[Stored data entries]
────────────────────

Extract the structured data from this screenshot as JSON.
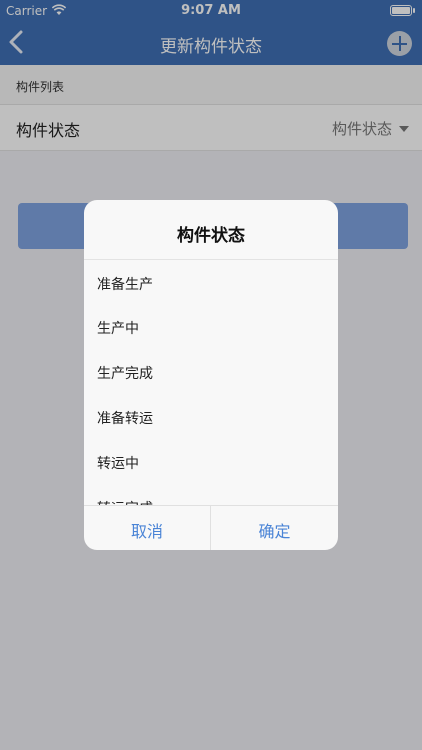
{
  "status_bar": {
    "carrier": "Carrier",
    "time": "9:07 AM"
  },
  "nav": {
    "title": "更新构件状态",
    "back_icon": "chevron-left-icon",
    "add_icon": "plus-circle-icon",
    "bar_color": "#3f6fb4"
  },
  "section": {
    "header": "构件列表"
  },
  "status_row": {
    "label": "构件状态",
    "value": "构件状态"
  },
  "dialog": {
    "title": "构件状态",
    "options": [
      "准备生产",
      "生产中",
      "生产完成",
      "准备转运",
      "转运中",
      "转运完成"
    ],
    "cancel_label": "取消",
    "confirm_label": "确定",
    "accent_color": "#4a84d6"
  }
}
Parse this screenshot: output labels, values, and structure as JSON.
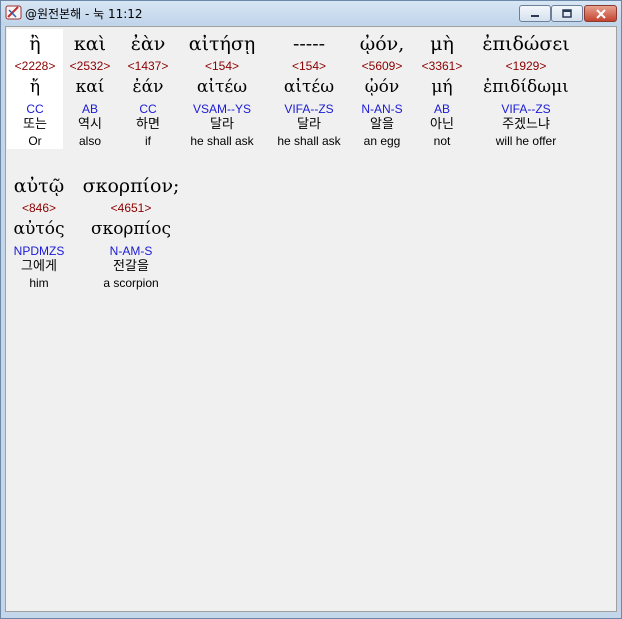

────────────────────

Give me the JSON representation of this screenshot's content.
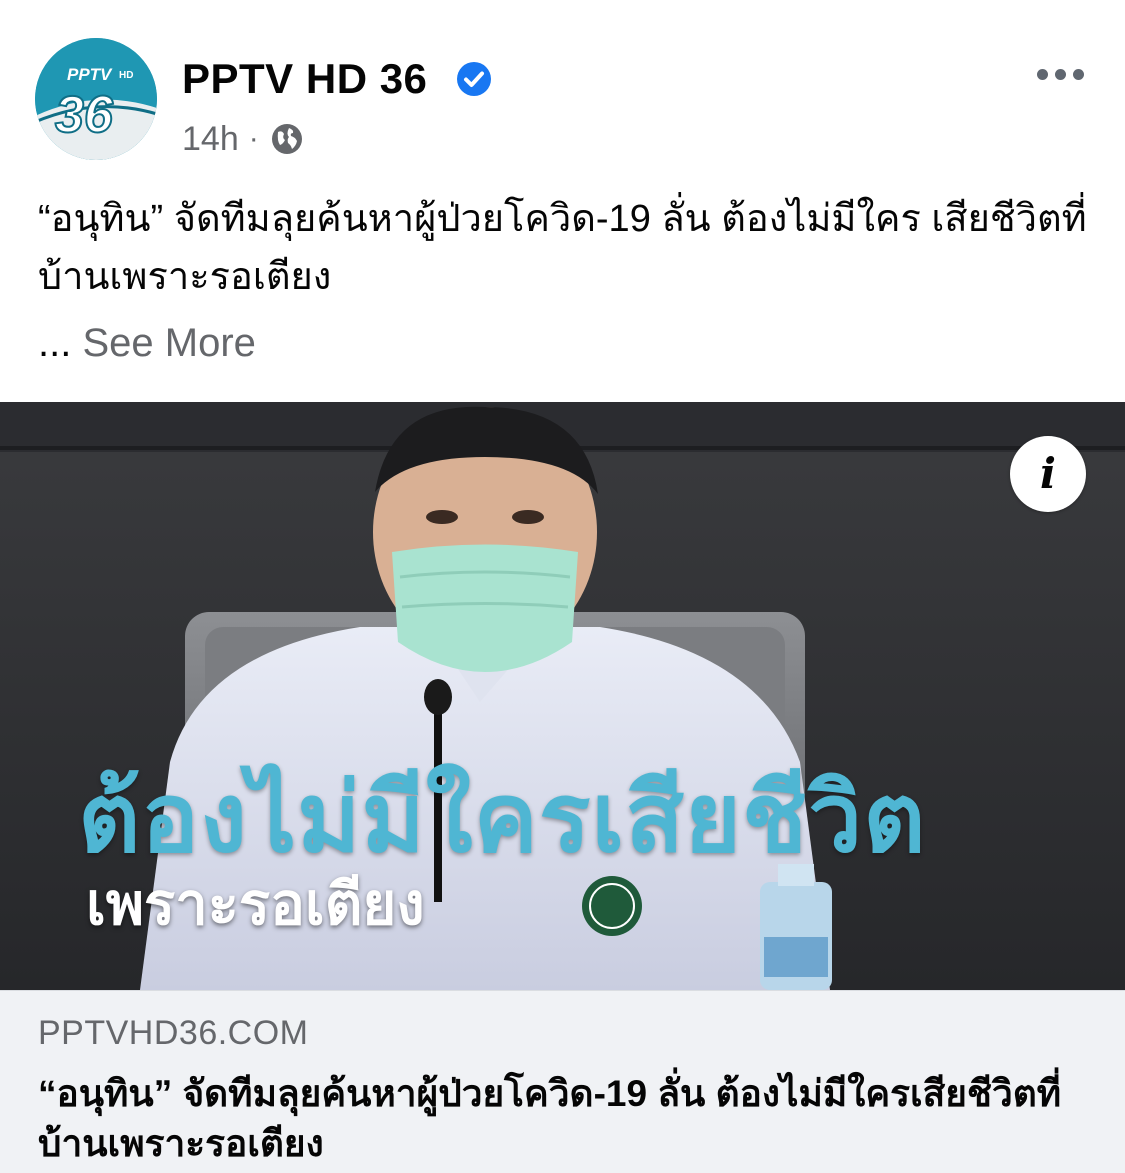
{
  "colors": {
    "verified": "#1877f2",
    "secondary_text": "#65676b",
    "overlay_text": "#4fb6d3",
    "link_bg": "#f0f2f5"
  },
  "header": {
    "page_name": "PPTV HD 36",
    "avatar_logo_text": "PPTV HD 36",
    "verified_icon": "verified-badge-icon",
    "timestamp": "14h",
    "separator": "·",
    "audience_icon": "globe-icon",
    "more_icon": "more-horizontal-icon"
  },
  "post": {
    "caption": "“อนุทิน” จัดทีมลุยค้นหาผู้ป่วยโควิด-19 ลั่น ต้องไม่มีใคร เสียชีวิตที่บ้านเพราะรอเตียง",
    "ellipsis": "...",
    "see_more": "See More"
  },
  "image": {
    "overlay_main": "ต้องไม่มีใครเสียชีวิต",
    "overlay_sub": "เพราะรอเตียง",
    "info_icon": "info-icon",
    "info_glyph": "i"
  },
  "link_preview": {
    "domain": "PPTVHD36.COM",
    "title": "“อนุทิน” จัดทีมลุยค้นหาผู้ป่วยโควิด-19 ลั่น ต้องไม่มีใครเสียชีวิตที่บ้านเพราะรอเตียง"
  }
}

────────────────────

Skip every picture. Repeat the lines from the one with "Extract the structured" through the one with "Parse this screenshot: output", both ends included.

Extract the structured data from this screenshot as JSON.
{
  "status_bar": {
    "carrier": "Carrier",
    "time": "9:07 AM"
  },
  "nav": {
    "title": "更新构件状态",
    "back_icon": "chevron-left-icon",
    "add_icon": "plus-circle-icon",
    "bar_color": "#3f6fb4"
  },
  "section": {
    "header": "构件列表"
  },
  "status_row": {
    "label": "构件状态",
    "value": "构件状态"
  },
  "dialog": {
    "title": "构件状态",
    "options": [
      "准备生产",
      "生产中",
      "生产完成",
      "准备转运",
      "转运中",
      "转运完成"
    ],
    "cancel_label": "取消",
    "confirm_label": "确定",
    "accent_color": "#4a84d6"
  }
}
Parse this screenshot: output labels, values, and structure as JSON.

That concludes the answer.